THE PROBLEM: Reproduce the records below in full and without edits, omitting images.

ENTRIES:

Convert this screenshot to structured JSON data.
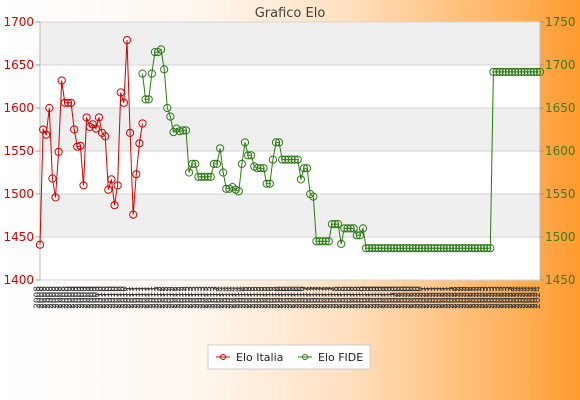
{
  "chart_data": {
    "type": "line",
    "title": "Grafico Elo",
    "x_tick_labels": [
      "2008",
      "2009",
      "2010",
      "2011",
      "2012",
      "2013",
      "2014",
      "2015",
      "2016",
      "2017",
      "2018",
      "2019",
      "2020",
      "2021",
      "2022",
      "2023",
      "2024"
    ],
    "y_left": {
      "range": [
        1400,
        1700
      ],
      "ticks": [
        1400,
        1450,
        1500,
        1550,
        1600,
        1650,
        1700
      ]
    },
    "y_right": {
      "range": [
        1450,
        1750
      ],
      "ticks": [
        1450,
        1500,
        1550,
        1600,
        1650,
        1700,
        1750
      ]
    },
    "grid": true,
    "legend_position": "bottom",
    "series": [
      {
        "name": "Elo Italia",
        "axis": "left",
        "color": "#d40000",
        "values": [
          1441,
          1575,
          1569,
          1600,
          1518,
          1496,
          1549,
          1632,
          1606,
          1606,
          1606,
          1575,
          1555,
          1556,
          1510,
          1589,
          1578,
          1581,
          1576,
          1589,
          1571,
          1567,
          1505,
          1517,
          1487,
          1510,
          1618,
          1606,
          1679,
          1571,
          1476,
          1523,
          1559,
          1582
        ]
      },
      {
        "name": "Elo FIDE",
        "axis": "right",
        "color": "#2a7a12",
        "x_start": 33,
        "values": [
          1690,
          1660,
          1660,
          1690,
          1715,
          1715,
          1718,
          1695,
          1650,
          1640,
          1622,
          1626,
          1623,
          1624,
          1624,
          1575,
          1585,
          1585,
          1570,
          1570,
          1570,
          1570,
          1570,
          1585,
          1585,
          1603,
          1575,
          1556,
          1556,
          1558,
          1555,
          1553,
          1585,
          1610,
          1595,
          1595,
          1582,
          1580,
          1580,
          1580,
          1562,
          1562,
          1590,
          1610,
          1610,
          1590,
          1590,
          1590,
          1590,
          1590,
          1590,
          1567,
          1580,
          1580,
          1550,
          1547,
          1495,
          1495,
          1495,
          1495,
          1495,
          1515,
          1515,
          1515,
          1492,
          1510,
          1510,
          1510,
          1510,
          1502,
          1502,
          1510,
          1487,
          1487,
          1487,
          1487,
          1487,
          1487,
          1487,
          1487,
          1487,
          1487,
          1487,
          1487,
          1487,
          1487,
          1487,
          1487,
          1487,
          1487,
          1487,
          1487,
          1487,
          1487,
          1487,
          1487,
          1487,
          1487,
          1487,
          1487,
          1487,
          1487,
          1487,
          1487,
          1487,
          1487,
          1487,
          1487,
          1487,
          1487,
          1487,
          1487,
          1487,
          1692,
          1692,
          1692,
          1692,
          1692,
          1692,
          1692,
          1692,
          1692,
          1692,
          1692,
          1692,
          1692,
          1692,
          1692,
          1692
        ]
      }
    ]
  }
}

RESULT FOR THIS TASK:
Convert this screenshot to structured JSON data.
{
  "chart_data": {
    "type": "line",
    "title": "Grafico Elo",
    "x_tick_labels": [
      "2008",
      "2009",
      "2010",
      "2011",
      "2012",
      "2013",
      "2014",
      "2015",
      "2016",
      "2017",
      "2018",
      "2019",
      "2020",
      "2021",
      "2022",
      "2023",
      "2024"
    ],
    "y_left": {
      "range": [
        1400,
        1700
      ],
      "ticks": [
        1400,
        1450,
        1500,
        1550,
        1600,
        1650,
        1700
      ]
    },
    "y_right": {
      "range": [
        1450,
        1750
      ],
      "ticks": [
        1450,
        1500,
        1550,
        1600,
        1650,
        1700,
        1750
      ]
    },
    "grid": true,
    "legend_position": "bottom",
    "series": [
      {
        "name": "Elo Italia",
        "axis": "left",
        "color": "#d40000",
        "values": [
          1441,
          1575,
          1569,
          1600,
          1518,
          1496,
          1549,
          1632,
          1606,
          1606,
          1606,
          1575,
          1555,
          1556,
          1510,
          1589,
          1578,
          1581,
          1576,
          1589,
          1571,
          1567,
          1505,
          1517,
          1487,
          1510,
          1618,
          1606,
          1679,
          1571,
          1476,
          1523,
          1559,
          1582
        ]
      },
      {
        "name": "Elo FIDE",
        "axis": "right",
        "color": "#2a7a12",
        "x_start": 33,
        "values": [
          1690,
          1660,
          1660,
          1690,
          1715,
          1715,
          1718,
          1695,
          1650,
          1640,
          1622,
          1626,
          1623,
          1624,
          1624,
          1575,
          1585,
          1585,
          1570,
          1570,
          1570,
          1570,
          1570,
          1585,
          1585,
          1603,
          1575,
          1556,
          1556,
          1558,
          1555,
          1553,
          1585,
          1610,
          1595,
          1595,
          1582,
          1580,
          1580,
          1580,
          1562,
          1562,
          1590,
          1610,
          1610,
          1590,
          1590,
          1590,
          1590,
          1590,
          1590,
          1567,
          1580,
          1580,
          1550,
          1547,
          1495,
          1495,
          1495,
          1495,
          1495,
          1515,
          1515,
          1515,
          1492,
          1510,
          1510,
          1510,
          1510,
          1502,
          1502,
          1510,
          1487,
          1487,
          1487,
          1487,
          1487,
          1487,
          1487,
          1487,
          1487,
          1487,
          1487,
          1487,
          1487,
          1487,
          1487,
          1487,
          1487,
          1487,
          1487,
          1487,
          1487,
          1487,
          1487,
          1487,
          1487,
          1487,
          1487,
          1487,
          1487,
          1487,
          1487,
          1487,
          1487,
          1487,
          1487,
          1487,
          1487,
          1487,
          1487,
          1487,
          1487,
          1692,
          1692,
          1692,
          1692,
          1692,
          1692,
          1692,
          1692,
          1692,
          1692,
          1692,
          1692,
          1692,
          1692,
          1692,
          1692
        ]
      }
    ]
  }
}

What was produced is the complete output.